PROBLEM REQUIREMENTS:
Return all the data below as it stands, minus the pictures.

━━━━━ DATA TO PROCESS

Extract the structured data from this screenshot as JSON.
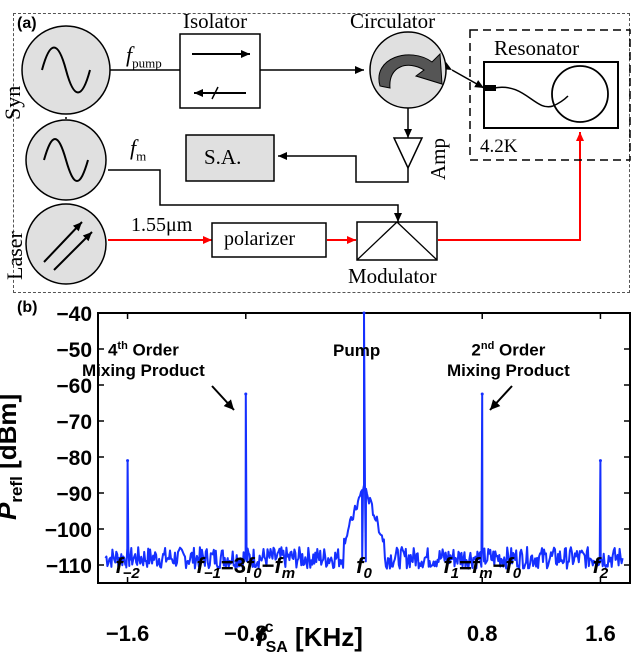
{
  "panel_a": {
    "label": "(a)",
    "synth_label": "Syn",
    "laser_label": "Laser",
    "f_pump_symbol": "f",
    "f_pump_sub": "pump",
    "f_m_symbol": "f",
    "f_m_sub": "m",
    "isolator_label": "Isolator",
    "circulator_label": "Circulator",
    "resonator_label": "Resonator",
    "temp_label": "4.2K",
    "amp_label": "Amp",
    "sa_label": "S.A.",
    "wavelength_label": "1.55μm",
    "polarizer_label": "polarizer",
    "modulator_label": "Modulator",
    "optical_line_color": "#ff0000",
    "sa_fill_color": "#e0e0e0"
  },
  "panel_b": {
    "label": "(b)",
    "ylabel_main": "P",
    "ylabel_sub": "refl",
    "ylabel_unit": "[dBm]",
    "xlabel_main": "f",
    "xlabel_sub": "SA",
    "xlabel_sup": "c",
    "xlabel_unit": "[KHz]",
    "annotations": {
      "fourth_order_num": "4",
      "fourth_order_sup": "th",
      "fourth_order_rest": " Order",
      "fourth_order_line2": "Mixing Product",
      "pump": "Pump",
      "second_order_num": "2",
      "second_order_sup": "nd",
      "second_order_rest": " Order",
      "second_order_line2": "Mixing Product"
    },
    "peak_labels": [
      {
        "parts": [
          [
            "f",
            "i"
          ],
          [
            "−2",
            "sub"
          ]
        ],
        "x": -1.6
      },
      {
        "parts": [
          [
            "f",
            "i"
          ],
          [
            "−1",
            "sub"
          ],
          [
            "=3",
            "n"
          ],
          [
            "f",
            "i"
          ],
          [
            "0",
            "sub"
          ],
          [
            "−",
            "n"
          ],
          [
            "f",
            "i"
          ],
          [
            "m",
            "sub"
          ]
        ],
        "x": -0.8
      },
      {
        "parts": [
          [
            "f",
            "i"
          ],
          [
            "0",
            "sub"
          ]
        ],
        "x": 0
      },
      {
        "parts": [
          [
            "f",
            "i"
          ],
          [
            "1",
            "sub"
          ],
          [
            "=",
            "n"
          ],
          [
            "f",
            "i"
          ],
          [
            "m",
            "sub"
          ],
          [
            "−",
            "n"
          ],
          [
            "f",
            "i"
          ],
          [
            "0",
            "sub"
          ]
        ],
        "x": 0.8
      },
      {
        "parts": [
          [
            "f",
            "i"
          ],
          [
            "2",
            "sub"
          ]
        ],
        "x": 1.6
      }
    ]
  },
  "chart_data": {
    "type": "line",
    "xlabel": "f_SA^c [KHz]",
    "ylabel": "P_refl [dBm]",
    "xlim": [
      -1.8,
      1.8
    ],
    "ylim": [
      -115,
      -40
    ],
    "xticks": [
      -1.6,
      -0.8,
      0.8,
      1.6
    ],
    "xtick_labels": [
      "-1.6",
      "-0.8",
      "0.8",
      "1.6"
    ],
    "yticks": [
      -40,
      -50,
      -60,
      -70,
      -80,
      -90,
      -100,
      -110
    ],
    "ytick_labels": [
      "−40",
      "−50",
      "−60",
      "−70",
      "−80",
      "−90",
      "−100",
      "−110"
    ],
    "line_color": "#1530ff",
    "noise_floor": -108,
    "peaks": [
      {
        "x": -1.6,
        "y": -81
      },
      {
        "x": -0.8,
        "y": -62.5
      },
      {
        "x": 0.0,
        "y": -40
      },
      {
        "x": 0.8,
        "y": -62.5
      },
      {
        "x": 1.6,
        "y": -81
      }
    ],
    "pump_shoulder": [
      {
        "x": -0.12,
        "y": -102
      },
      {
        "x": -0.06,
        "y": -96
      },
      {
        "x": -0.02,
        "y": -88
      },
      {
        "x": 0.02,
        "y": -88
      },
      {
        "x": 0.06,
        "y": -96
      },
      {
        "x": 0.12,
        "y": -102
      }
    ]
  }
}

━━━━━━━━━━

THE RESULT:
Extract the structured data from this screenshot as JSON.
{
  "panel_a": {
    "label": "(a)",
    "synth_label": "Syn",
    "laser_label": "Laser",
    "f_pump_symbol": "f",
    "f_pump_sub": "pump",
    "f_m_symbol": "f",
    "f_m_sub": "m",
    "isolator_label": "Isolator",
    "circulator_label": "Circulator",
    "resonator_label": "Resonator",
    "temp_label": "4.2K",
    "amp_label": "Amp",
    "sa_label": "S.A.",
    "wavelength_label": "1.55μm",
    "polarizer_label": "polarizer",
    "modulator_label": "Modulator",
    "optical_line_color": "#ff0000",
    "sa_fill_color": "#e0e0e0"
  },
  "panel_b": {
    "label": "(b)",
    "ylabel_main": "P",
    "ylabel_sub": "refl",
    "ylabel_unit": "[dBm]",
    "xlabel_main": "f",
    "xlabel_sub": "SA",
    "xlabel_sup": "c",
    "xlabel_unit": "[KHz]",
    "annotations": {
      "fourth_order_num": "4",
      "fourth_order_sup": "th",
      "fourth_order_rest": " Order",
      "fourth_order_line2": "Mixing Product",
      "pump": "Pump",
      "second_order_num": "2",
      "second_order_sup": "nd",
      "second_order_rest": " Order",
      "second_order_line2": "Mixing Product"
    },
    "peak_labels": [
      {
        "parts": [
          [
            "f",
            "i"
          ],
          [
            "−2",
            "sub"
          ]
        ],
        "x": -1.6
      },
      {
        "parts": [
          [
            "f",
            "i"
          ],
          [
            "−1",
            "sub"
          ],
          [
            "=3",
            "n"
          ],
          [
            "f",
            "i"
          ],
          [
            "0",
            "sub"
          ],
          [
            "−",
            "n"
          ],
          [
            "f",
            "i"
          ],
          [
            "m",
            "sub"
          ]
        ],
        "x": -0.8
      },
      {
        "parts": [
          [
            "f",
            "i"
          ],
          [
            "0",
            "sub"
          ]
        ],
        "x": 0
      },
      {
        "parts": [
          [
            "f",
            "i"
          ],
          [
            "1",
            "sub"
          ],
          [
            "=",
            "n"
          ],
          [
            "f",
            "i"
          ],
          [
            "m",
            "sub"
          ],
          [
            "−",
            "n"
          ],
          [
            "f",
            "i"
          ],
          [
            "0",
            "sub"
          ]
        ],
        "x": 0.8
      },
      {
        "parts": [
          [
            "f",
            "i"
          ],
          [
            "2",
            "sub"
          ]
        ],
        "x": 1.6
      }
    ]
  },
  "chart_data": {
    "type": "line",
    "xlabel": "f_SA^c [KHz]",
    "ylabel": "P_refl [dBm]",
    "xlim": [
      -1.8,
      1.8
    ],
    "ylim": [
      -115,
      -40
    ],
    "xticks": [
      -1.6,
      -0.8,
      0.8,
      1.6
    ],
    "xtick_labels": [
      "-1.6",
      "-0.8",
      "0.8",
      "1.6"
    ],
    "yticks": [
      -40,
      -50,
      -60,
      -70,
      -80,
      -90,
      -100,
      -110
    ],
    "ytick_labels": [
      "−40",
      "−50",
      "−60",
      "−70",
      "−80",
      "−90",
      "−100",
      "−110"
    ],
    "line_color": "#1530ff",
    "noise_floor": -108,
    "peaks": [
      {
        "x": -1.6,
        "y": -81
      },
      {
        "x": -0.8,
        "y": -62.5
      },
      {
        "x": 0.0,
        "y": -40
      },
      {
        "x": 0.8,
        "y": -62.5
      },
      {
        "x": 1.6,
        "y": -81
      }
    ],
    "pump_shoulder": [
      {
        "x": -0.12,
        "y": -102
      },
      {
        "x": -0.06,
        "y": -96
      },
      {
        "x": -0.02,
        "y": -88
      },
      {
        "x": 0.02,
        "y": -88
      },
      {
        "x": 0.06,
        "y": -96
      },
      {
        "x": 0.12,
        "y": -102
      }
    ]
  }
}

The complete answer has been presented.